[gnso-rds-pdp-wg] Dangers of public whois

theo geurts gtheo at xs4all.nl
Tue Feb 14 14:41:31 UTC 2017


Hi John,

I agree we do not want to create a centralized registration and 
surveillance scheme.

Such a system would be subject to many regulations and fines from Data 
Regulators. If we do not execute privacy properly we are creating a 
system that will cost millions of dollars in fines alone. Tho that would 
actually answer the question are the costs of RDS viable. The answer 
would be no.

Theo
On 14-2-2017 14:59, John Horton wrote:
> Nathalie and others,
>
> I wanted to take a moment and explain why I'm strongly opposed to 
> requiring email or other registration in order to view thin or thick 
> details. For the reasons outlined below, I think it's antithetical to 
> the open and decentralized nature of the internet, and constitutes a 
> form of internet surveillance.
>
> First, putting aside repressive regimes, private networks and edge 
> cases, one of the hallmark principles of the internet is that it's 
> open; you don't have to register or justify your need to access 
> information on the internet. And, it's decentralized. Historically, 
> its open nature has included not only being able to see a website, but 
> also the registration details for the website's domain name. And, 
> whatever governments may do (which isn't the question here), there's 
> no centralized internet surveillance or registration authority for 
> internet users generally.

■ INFORMATION SUPPLIED
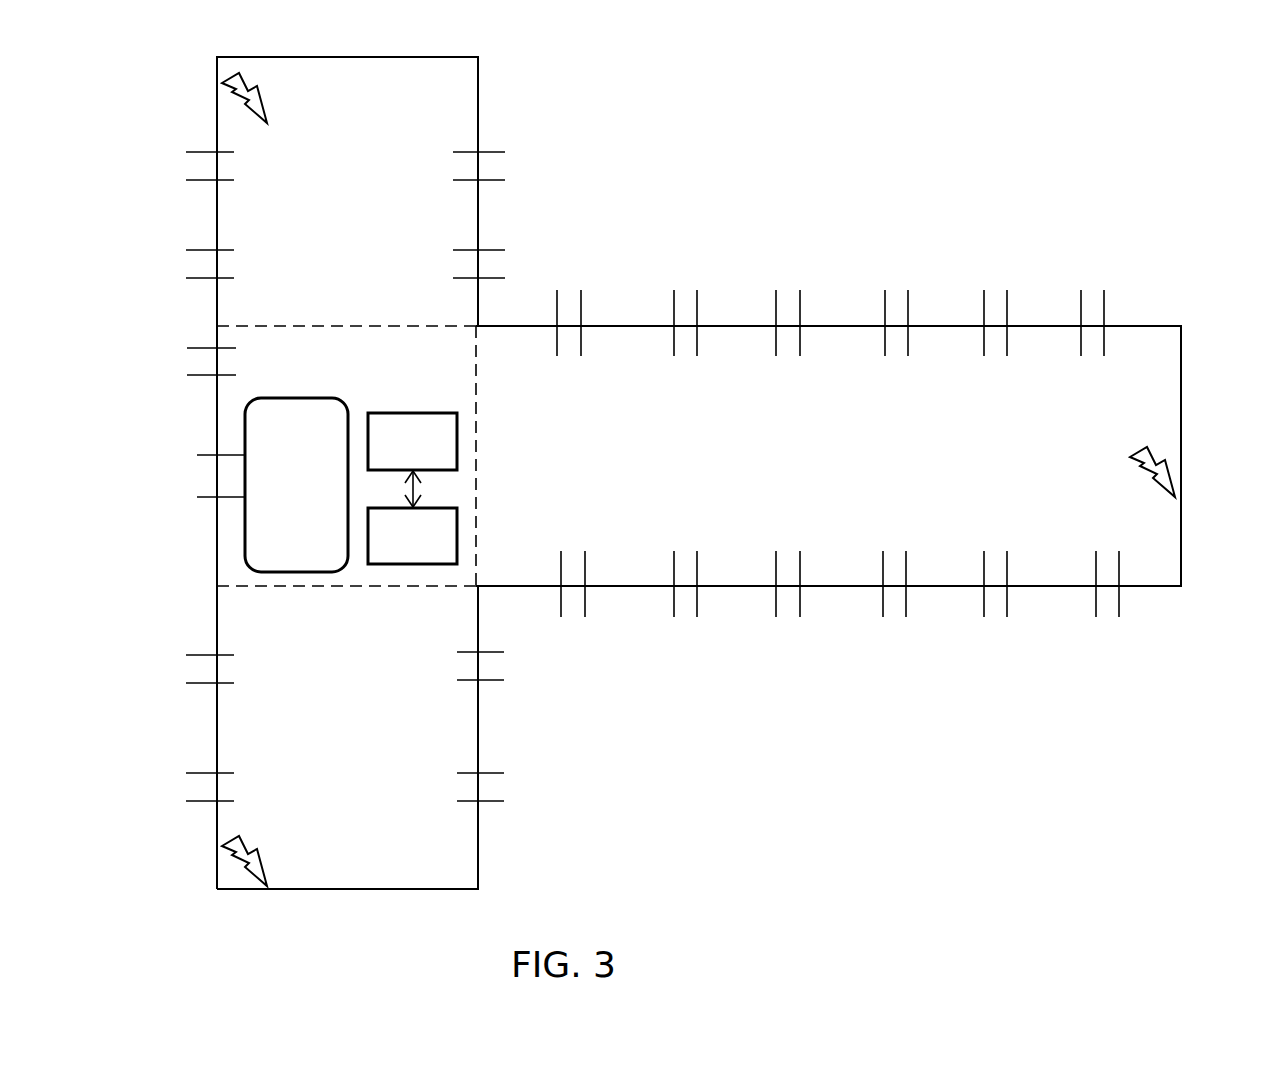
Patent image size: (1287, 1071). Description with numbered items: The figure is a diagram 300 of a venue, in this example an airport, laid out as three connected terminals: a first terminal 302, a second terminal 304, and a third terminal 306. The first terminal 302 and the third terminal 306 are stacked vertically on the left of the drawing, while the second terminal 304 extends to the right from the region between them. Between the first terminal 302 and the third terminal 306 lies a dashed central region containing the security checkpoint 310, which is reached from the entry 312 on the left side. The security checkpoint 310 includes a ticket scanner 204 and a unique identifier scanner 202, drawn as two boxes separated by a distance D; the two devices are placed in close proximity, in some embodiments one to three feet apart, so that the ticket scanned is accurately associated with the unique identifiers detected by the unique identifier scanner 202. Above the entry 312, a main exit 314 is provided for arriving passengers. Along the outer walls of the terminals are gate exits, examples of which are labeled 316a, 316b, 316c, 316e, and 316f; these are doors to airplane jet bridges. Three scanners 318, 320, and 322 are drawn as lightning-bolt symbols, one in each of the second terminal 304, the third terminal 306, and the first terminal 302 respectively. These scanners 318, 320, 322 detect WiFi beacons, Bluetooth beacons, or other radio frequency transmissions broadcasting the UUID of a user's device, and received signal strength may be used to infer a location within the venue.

■ TASK INSTRUCTIONS
1. From the email on the dangers of public whois, pull out everything from "[gnso-rds-pdp-wg] Dangers of" down to "surveillance scheme.".
2. Please carry on the email about public whois from the point where it stops.

■ RESULTS FOR THE EXERCISE
1.
[gnso-rds-pdp-wg] Dangers of public whois

theo geurts gtheo at xs4all.nl
Tue Feb 14 14:41:31 UTC 2017


Hi John,

I agree we do not want to create a centralized registration and 
surveillance scheme.

2.
>
> If we impose a scheme where there is a central organization with the 
> authority to a) require registration and b) centrally control access, 
> and c) (as has been proposed) require the user to provide a reason for 
> their access, that organization then also has the ability to d) make 
> judgment calls about what reasons are valid and which are not and e) 
> maintain data on who accessed what RDS data, for what reason, for how 
> long and why. Note also that at least one version of the EWG report 
> said that f) the organization would be empowered to levy punitive 
> measures against internet users who accessed more data than the RDS 
> deems appropriate.
>
> So: you have a system that surveils internet users who access some 
> information and maintains data on their use of that data. Let's think 
> about the following scenarios from the point of view of openness, 
> decentralization and civil liberties.
>
>   * A journalist (or blogger) is writing an investigative article and
>     wants to find out who is behind a domain name. If we require
>     registration and disclosure of the reason, that in essence creates
>     a situation where the RDS de facto is monitoring that journalist
>     and determining if their basis for conducting the investigation is
>     worthy. It also allows the RDS the ability to monitor the
>     journalist's use of the domain name registration data. This
>     potentially chills free speech.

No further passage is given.